- Brief -
Please transcribe the data below exactly. Leave the pictures out.

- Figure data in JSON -

========

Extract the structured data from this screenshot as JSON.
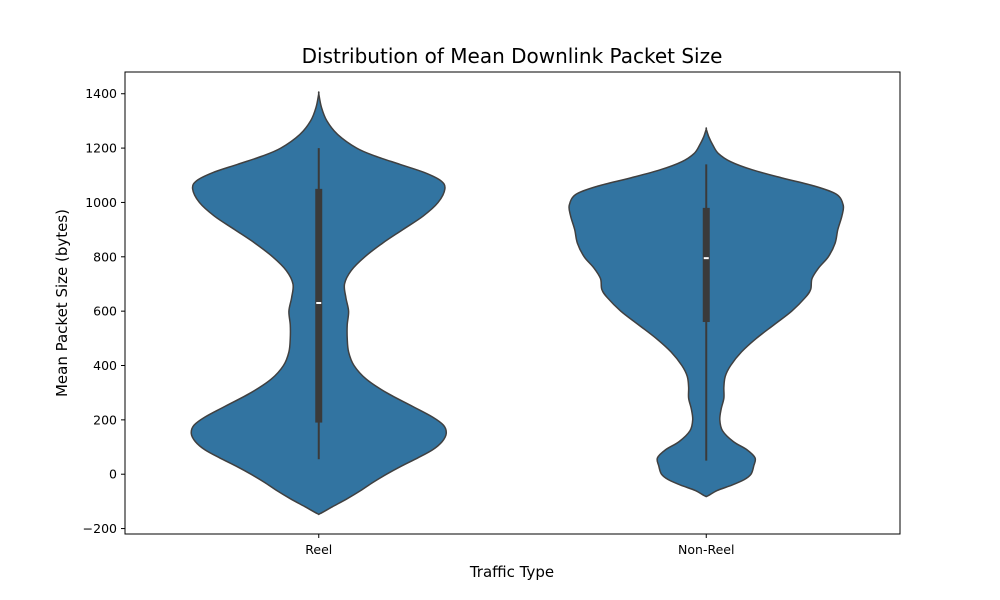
{
  "chart_data": {
    "type": "violin",
    "title": "Distribution of Mean Downlink Packet Size",
    "xlabel": "Traffic Type",
    "ylabel": "Mean Packet Size (bytes)",
    "ylim": [
      -220,
      1480
    ],
    "yticks": [
      -200,
      0,
      200,
      400,
      600,
      800,
      1000,
      1200,
      1400
    ],
    "grid": false,
    "categories": [
      "Reel",
      "Non-Reel"
    ],
    "color": "#3274a1",
    "edge_color": "#404040",
    "series": [
      {
        "category": "Reel",
        "density_profile": [
          [
            -145,
            0.01
          ],
          [
            -120,
            0.1
          ],
          [
            -90,
            0.21
          ],
          [
            -60,
            0.31
          ],
          [
            -30,
            0.4
          ],
          [
            0,
            0.5
          ],
          [
            30,
            0.61
          ],
          [
            60,
            0.73
          ],
          [
            90,
            0.84
          ],
          [
            120,
            0.91
          ],
          [
            150,
            0.94
          ],
          [
            180,
            0.92
          ],
          [
            210,
            0.84
          ],
          [
            250,
            0.69
          ],
          [
            300,
            0.5
          ],
          [
            350,
            0.35
          ],
          [
            400,
            0.26
          ],
          [
            450,
            0.22
          ],
          [
            500,
            0.21
          ],
          [
            550,
            0.21
          ],
          [
            600,
            0.22
          ],
          [
            650,
            0.2
          ],
          [
            700,
            0.19
          ],
          [
            750,
            0.24
          ],
          [
            800,
            0.34
          ],
          [
            850,
            0.47
          ],
          [
            900,
            0.62
          ],
          [
            950,
            0.77
          ],
          [
            1000,
            0.88
          ],
          [
            1050,
            0.93
          ],
          [
            1080,
            0.9
          ],
          [
            1110,
            0.78
          ],
          [
            1140,
            0.6
          ],
          [
            1170,
            0.42
          ],
          [
            1200,
            0.28
          ],
          [
            1250,
            0.14
          ],
          [
            1300,
            0.06
          ],
          [
            1350,
            0.02
          ],
          [
            1400,
            0.0
          ]
        ],
        "whisker_low": 55,
        "q1": 190,
        "median": 630,
        "q3": 1050,
        "whisker_high": 1200
      },
      {
        "category": "Non-Reel",
        "density_profile": [
          [
            -80,
            0.01
          ],
          [
            -60,
            0.08
          ],
          [
            -40,
            0.19
          ],
          [
            -20,
            0.28
          ],
          [
            0,
            0.33
          ],
          [
            30,
            0.35
          ],
          [
            60,
            0.36
          ],
          [
            90,
            0.3
          ],
          [
            120,
            0.2
          ],
          [
            160,
            0.12
          ],
          [
            200,
            0.1
          ],
          [
            240,
            0.11
          ],
          [
            280,
            0.13
          ],
          [
            320,
            0.13
          ],
          [
            360,
            0.14
          ],
          [
            400,
            0.18
          ],
          [
            450,
            0.26
          ],
          [
            500,
            0.37
          ],
          [
            550,
            0.5
          ],
          [
            600,
            0.63
          ],
          [
            650,
            0.73
          ],
          [
            680,
            0.77
          ],
          [
            720,
            0.78
          ],
          [
            760,
            0.83
          ],
          [
            800,
            0.9
          ],
          [
            850,
            0.95
          ],
          [
            900,
            0.97
          ],
          [
            950,
            1.0
          ],
          [
            990,
            1.01
          ],
          [
            1030,
            0.96
          ],
          [
            1060,
            0.8
          ],
          [
            1090,
            0.56
          ],
          [
            1120,
            0.34
          ],
          [
            1150,
            0.18
          ],
          [
            1180,
            0.09
          ],
          [
            1210,
            0.05
          ],
          [
            1240,
            0.02
          ],
          [
            1270,
            0.0
          ]
        ],
        "whisker_low": 50,
        "q1": 560,
        "median": 795,
        "q3": 980,
        "whisker_high": 1140
      }
    ]
  }
}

========

- Worked solution -
Extract the structured data from this screenshot as JSON.
{
  "chart_data": {
    "type": "violin",
    "title": "Distribution of Mean Downlink Packet Size",
    "xlabel": "Traffic Type",
    "ylabel": "Mean Packet Size (bytes)",
    "ylim": [
      -220,
      1480
    ],
    "yticks": [
      -200,
      0,
      200,
      400,
      600,
      800,
      1000,
      1200,
      1400
    ],
    "grid": false,
    "categories": [
      "Reel",
      "Non-Reel"
    ],
    "color": "#3274a1",
    "edge_color": "#404040",
    "series": [
      {
        "category": "Reel",
        "density_profile": [
          [
            -145,
            0.01
          ],
          [
            -120,
            0.1
          ],
          [
            -90,
            0.21
          ],
          [
            -60,
            0.31
          ],
          [
            -30,
            0.4
          ],
          [
            0,
            0.5
          ],
          [
            30,
            0.61
          ],
          [
            60,
            0.73
          ],
          [
            90,
            0.84
          ],
          [
            120,
            0.91
          ],
          [
            150,
            0.94
          ],
          [
            180,
            0.92
          ],
          [
            210,
            0.84
          ],
          [
            250,
            0.69
          ],
          [
            300,
            0.5
          ],
          [
            350,
            0.35
          ],
          [
            400,
            0.26
          ],
          [
            450,
            0.22
          ],
          [
            500,
            0.21
          ],
          [
            550,
            0.21
          ],
          [
            600,
            0.22
          ],
          [
            650,
            0.2
          ],
          [
            700,
            0.19
          ],
          [
            750,
            0.24
          ],
          [
            800,
            0.34
          ],
          [
            850,
            0.47
          ],
          [
            900,
            0.62
          ],
          [
            950,
            0.77
          ],
          [
            1000,
            0.88
          ],
          [
            1050,
            0.93
          ],
          [
            1080,
            0.9
          ],
          [
            1110,
            0.78
          ],
          [
            1140,
            0.6
          ],
          [
            1170,
            0.42
          ],
          [
            1200,
            0.28
          ],
          [
            1250,
            0.14
          ],
          [
            1300,
            0.06
          ],
          [
            1350,
            0.02
          ],
          [
            1400,
            0.0
          ]
        ],
        "whisker_low": 55,
        "q1": 190,
        "median": 630,
        "q3": 1050,
        "whisker_high": 1200
      },
      {
        "category": "Non-Reel",
        "density_profile": [
          [
            -80,
            0.01
          ],
          [
            -60,
            0.08
          ],
          [
            -40,
            0.19
          ],
          [
            -20,
            0.28
          ],
          [
            0,
            0.33
          ],
          [
            30,
            0.35
          ],
          [
            60,
            0.36
          ],
          [
            90,
            0.3
          ],
          [
            120,
            0.2
          ],
          [
            160,
            0.12
          ],
          [
            200,
            0.1
          ],
          [
            240,
            0.11
          ],
          [
            280,
            0.13
          ],
          [
            320,
            0.13
          ],
          [
            360,
            0.14
          ],
          [
            400,
            0.18
          ],
          [
            450,
            0.26
          ],
          [
            500,
            0.37
          ],
          [
            550,
            0.5
          ],
          [
            600,
            0.63
          ],
          [
            650,
            0.73
          ],
          [
            680,
            0.77
          ],
          [
            720,
            0.78
          ],
          [
            760,
            0.83
          ],
          [
            800,
            0.9
          ],
          [
            850,
            0.95
          ],
          [
            900,
            0.97
          ],
          [
            950,
            1.0
          ],
          [
            990,
            1.01
          ],
          [
            1030,
            0.96
          ],
          [
            1060,
            0.8
          ],
          [
            1090,
            0.56
          ],
          [
            1120,
            0.34
          ],
          [
            1150,
            0.18
          ],
          [
            1180,
            0.09
          ],
          [
            1210,
            0.05
          ],
          [
            1240,
            0.02
          ],
          [
            1270,
            0.0
          ]
        ],
        "whisker_low": 50,
        "q1": 560,
        "median": 795,
        "q3": 980,
        "whisker_high": 1140
      }
    ]
  }
}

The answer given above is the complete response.